Set exercise
Quote the records that follow in full, leaving the pictures out.

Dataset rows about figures
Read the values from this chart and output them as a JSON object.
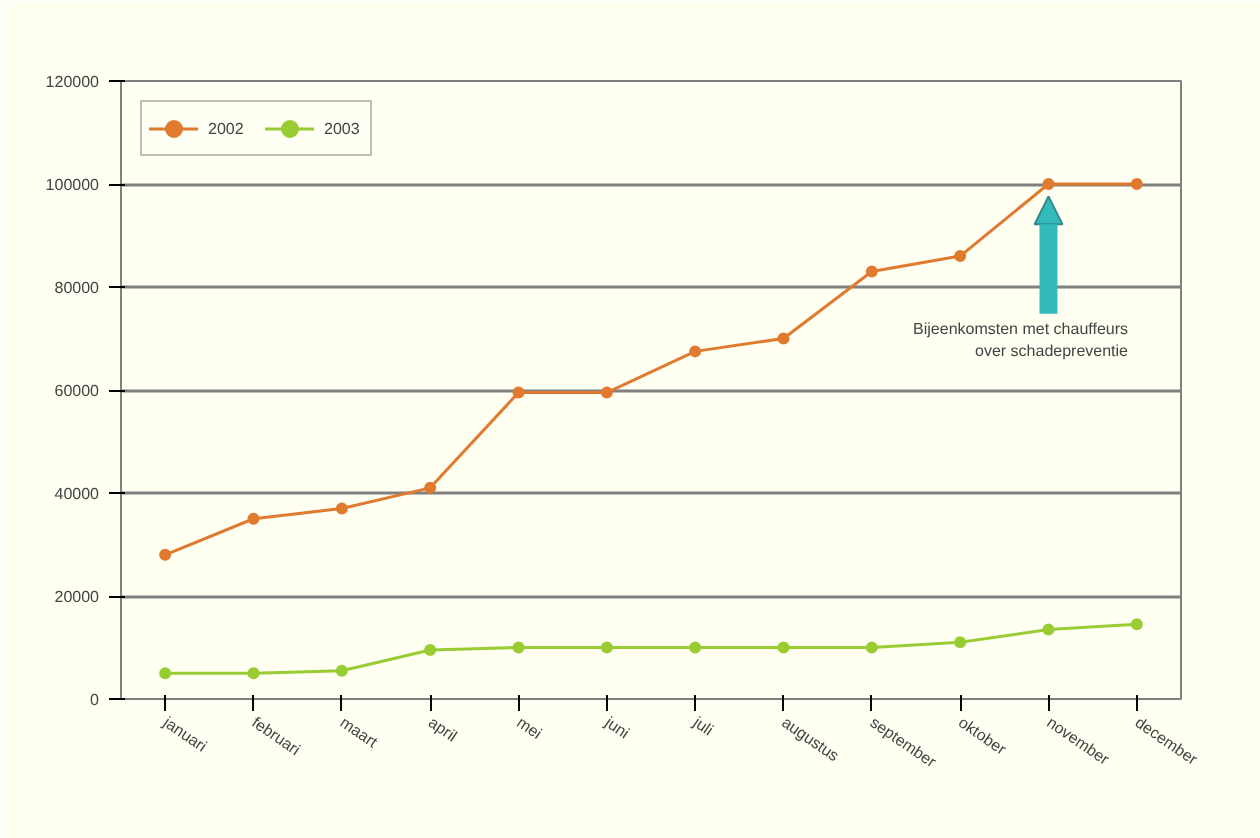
{
  "chart_data": {
    "type": "line",
    "categories": [
      "januari",
      "februari",
      "maart",
      "april",
      "mei",
      "juni",
      "juli",
      "augustus",
      "september",
      "oktober",
      "november",
      "december"
    ],
    "series": [
      {
        "name": "2002",
        "color": "#e07a2e",
        "values": [
          28000,
          35000,
          37000,
          41000,
          59500,
          59500,
          67500,
          70000,
          83000,
          86000,
          100000,
          100000
        ]
      },
      {
        "name": "2003",
        "color": "#99cc33",
        "values": [
          5000,
          5000,
          5500,
          9500,
          10000,
          10000,
          10000,
          10000,
          10000,
          11000,
          13500,
          14500
        ]
      }
    ],
    "ylim": [
      0,
      120000
    ],
    "yticks": [
      0,
      20000,
      40000,
      60000,
      80000,
      100000,
      120000
    ],
    "grid": "y",
    "legend": "top left",
    "marker": "circle",
    "line_style": "solid",
    "annotations": [
      {
        "text": "Bijeenkomsten met chauffeurs over schadepreventie",
        "x": "november",
        "y": 100000
      }
    ]
  }
}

Output for this task
Read the values from this chart and output them as a JSON object.
{
  "chart_data": {
    "type": "line",
    "categories": [
      "januari",
      "februari",
      "maart",
      "april",
      "mei",
      "juni",
      "juli",
      "augustus",
      "september",
      "oktober",
      "november",
      "december"
    ],
    "series": [
      {
        "name": "2002",
        "color": "#e07a2e",
        "values": [
          28000,
          35000,
          37000,
          41000,
          59500,
          59500,
          67500,
          70000,
          83000,
          86000,
          100000,
          100000
        ]
      },
      {
        "name": "2003",
        "color": "#99cc33",
        "values": [
          5000,
          5000,
          5500,
          9500,
          10000,
          10000,
          10000,
          10000,
          10000,
          11000,
          13500,
          14500
        ]
      }
    ],
    "ylim": [
      0,
      120000
    ],
    "yticks": [
      0,
      20000,
      40000,
      60000,
      80000,
      100000,
      120000
    ],
    "grid": "y",
    "legend": "top left",
    "marker": "circle",
    "line_style": "solid",
    "annotations": [
      {
        "text": "Bijeenkomsten met chauffeurs over schadepreventie",
        "x": "november",
        "y": 100000
      }
    ]
  }
}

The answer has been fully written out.